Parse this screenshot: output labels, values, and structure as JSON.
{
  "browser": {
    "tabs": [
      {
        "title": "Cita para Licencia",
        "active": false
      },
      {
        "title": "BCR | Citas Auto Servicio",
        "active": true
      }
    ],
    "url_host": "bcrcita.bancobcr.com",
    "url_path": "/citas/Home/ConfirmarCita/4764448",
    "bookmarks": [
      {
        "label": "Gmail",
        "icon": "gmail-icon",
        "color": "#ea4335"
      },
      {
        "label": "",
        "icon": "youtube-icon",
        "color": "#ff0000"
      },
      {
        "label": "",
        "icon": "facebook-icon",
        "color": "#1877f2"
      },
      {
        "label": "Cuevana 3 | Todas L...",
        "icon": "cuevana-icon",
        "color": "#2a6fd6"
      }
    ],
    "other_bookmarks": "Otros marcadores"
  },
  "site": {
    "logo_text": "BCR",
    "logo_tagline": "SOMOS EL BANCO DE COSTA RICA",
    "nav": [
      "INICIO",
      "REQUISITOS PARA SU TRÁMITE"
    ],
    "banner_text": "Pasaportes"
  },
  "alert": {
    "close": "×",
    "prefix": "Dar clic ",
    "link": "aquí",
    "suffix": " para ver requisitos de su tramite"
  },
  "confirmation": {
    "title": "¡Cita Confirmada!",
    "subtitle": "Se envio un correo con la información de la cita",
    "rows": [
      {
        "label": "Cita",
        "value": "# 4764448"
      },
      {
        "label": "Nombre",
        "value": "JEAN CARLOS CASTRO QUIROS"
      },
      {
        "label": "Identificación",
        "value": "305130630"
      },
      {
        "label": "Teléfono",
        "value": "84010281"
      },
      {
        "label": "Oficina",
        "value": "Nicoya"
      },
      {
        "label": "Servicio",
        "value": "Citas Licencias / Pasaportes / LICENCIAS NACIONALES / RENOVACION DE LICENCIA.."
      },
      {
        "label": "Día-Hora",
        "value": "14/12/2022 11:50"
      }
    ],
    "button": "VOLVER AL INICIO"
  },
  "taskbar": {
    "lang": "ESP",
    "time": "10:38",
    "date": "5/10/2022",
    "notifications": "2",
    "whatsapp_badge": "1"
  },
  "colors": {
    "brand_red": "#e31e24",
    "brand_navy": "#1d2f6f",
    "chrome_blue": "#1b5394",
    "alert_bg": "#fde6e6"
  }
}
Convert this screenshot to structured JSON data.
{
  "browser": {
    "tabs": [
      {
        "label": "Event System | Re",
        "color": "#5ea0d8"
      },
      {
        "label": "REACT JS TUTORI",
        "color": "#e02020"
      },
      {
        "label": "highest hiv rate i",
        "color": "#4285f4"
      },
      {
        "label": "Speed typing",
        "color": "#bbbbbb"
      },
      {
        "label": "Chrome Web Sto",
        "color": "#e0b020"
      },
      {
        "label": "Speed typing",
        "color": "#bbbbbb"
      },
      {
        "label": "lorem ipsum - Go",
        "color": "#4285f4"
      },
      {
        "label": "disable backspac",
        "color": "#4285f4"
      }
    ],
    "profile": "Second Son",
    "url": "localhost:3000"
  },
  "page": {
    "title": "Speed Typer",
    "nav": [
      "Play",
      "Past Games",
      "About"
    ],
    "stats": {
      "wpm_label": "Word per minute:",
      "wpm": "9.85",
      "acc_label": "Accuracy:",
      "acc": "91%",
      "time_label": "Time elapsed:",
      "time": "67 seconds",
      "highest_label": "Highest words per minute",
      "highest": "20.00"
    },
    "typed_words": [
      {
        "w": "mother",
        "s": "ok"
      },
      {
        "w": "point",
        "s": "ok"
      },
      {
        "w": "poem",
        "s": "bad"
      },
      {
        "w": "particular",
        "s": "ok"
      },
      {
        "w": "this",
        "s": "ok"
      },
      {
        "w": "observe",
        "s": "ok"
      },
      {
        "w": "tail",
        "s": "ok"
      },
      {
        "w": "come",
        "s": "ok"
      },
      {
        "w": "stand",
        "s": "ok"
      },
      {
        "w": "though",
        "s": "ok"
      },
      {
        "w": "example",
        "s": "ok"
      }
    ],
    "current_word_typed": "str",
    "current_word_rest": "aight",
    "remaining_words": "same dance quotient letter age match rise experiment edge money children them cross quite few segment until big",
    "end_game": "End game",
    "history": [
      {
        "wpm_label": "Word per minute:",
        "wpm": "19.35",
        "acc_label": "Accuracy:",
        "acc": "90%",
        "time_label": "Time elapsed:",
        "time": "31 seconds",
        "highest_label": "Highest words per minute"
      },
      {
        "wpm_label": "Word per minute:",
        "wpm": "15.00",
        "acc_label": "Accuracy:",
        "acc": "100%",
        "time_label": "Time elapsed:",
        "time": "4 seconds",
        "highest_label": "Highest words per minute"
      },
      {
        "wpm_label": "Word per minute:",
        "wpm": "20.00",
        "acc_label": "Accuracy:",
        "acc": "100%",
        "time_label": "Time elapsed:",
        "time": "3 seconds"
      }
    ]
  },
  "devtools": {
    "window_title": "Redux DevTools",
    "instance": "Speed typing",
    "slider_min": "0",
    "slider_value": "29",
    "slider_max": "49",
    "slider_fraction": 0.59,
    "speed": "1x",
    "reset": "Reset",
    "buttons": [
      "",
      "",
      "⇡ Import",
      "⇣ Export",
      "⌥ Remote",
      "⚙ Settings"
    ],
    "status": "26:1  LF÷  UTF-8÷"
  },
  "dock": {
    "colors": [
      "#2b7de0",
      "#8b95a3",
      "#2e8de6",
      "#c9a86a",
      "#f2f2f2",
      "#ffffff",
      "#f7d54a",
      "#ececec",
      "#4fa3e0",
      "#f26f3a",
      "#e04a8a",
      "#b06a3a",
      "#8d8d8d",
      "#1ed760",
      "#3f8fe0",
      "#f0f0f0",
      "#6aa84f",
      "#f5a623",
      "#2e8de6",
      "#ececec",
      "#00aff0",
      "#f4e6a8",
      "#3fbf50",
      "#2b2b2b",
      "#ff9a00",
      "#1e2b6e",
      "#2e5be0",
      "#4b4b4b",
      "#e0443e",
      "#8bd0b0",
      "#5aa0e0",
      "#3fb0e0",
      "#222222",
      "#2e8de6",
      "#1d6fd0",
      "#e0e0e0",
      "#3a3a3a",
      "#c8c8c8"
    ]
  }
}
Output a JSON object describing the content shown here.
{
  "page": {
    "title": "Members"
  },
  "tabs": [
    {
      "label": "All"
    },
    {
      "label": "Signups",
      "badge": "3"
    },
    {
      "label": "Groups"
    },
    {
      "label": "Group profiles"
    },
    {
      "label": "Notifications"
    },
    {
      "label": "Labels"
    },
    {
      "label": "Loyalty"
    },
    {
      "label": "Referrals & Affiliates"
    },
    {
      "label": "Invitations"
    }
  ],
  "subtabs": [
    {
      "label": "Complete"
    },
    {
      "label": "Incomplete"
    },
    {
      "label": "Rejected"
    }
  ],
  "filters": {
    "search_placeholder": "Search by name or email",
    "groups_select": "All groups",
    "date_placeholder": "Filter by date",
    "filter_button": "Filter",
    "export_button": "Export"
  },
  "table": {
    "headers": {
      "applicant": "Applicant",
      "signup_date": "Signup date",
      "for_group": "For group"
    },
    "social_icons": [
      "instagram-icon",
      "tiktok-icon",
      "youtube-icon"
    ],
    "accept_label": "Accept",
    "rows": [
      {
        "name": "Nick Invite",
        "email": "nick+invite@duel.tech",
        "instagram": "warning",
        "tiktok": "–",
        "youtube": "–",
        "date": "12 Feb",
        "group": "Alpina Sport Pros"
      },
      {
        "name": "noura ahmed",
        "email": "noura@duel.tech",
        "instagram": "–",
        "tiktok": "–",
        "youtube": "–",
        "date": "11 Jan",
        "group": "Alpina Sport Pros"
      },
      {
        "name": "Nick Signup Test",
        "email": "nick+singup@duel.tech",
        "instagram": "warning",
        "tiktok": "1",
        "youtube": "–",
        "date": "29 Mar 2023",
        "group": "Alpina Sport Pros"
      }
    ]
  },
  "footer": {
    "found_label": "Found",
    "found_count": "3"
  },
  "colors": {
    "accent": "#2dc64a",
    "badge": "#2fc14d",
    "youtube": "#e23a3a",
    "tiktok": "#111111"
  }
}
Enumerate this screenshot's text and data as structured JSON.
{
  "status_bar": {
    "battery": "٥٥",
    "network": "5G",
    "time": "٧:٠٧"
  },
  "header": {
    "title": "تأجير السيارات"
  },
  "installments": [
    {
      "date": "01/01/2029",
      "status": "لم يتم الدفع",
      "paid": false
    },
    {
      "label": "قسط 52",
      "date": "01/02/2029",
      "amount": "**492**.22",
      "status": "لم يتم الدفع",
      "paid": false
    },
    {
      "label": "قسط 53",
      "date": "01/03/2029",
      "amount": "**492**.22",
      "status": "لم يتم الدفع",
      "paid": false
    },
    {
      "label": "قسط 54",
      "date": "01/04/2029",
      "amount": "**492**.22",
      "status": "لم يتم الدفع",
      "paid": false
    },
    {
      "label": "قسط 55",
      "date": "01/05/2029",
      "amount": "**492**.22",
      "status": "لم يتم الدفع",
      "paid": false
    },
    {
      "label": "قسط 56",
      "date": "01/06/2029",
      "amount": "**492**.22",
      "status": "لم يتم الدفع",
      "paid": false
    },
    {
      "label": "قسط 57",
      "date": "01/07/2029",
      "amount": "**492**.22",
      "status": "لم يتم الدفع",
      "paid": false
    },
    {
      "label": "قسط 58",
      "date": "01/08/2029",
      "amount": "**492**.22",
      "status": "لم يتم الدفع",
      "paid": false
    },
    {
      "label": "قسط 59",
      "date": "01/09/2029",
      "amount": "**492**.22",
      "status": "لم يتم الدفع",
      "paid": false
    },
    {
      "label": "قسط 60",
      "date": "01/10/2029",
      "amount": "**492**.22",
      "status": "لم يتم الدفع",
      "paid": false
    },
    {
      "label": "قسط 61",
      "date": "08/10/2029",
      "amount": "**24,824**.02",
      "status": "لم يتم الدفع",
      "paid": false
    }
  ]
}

• **Task description**
Lines containing the word "tiktok" are to be counted in the listing; state their number alone.

• **Finished exercise**
5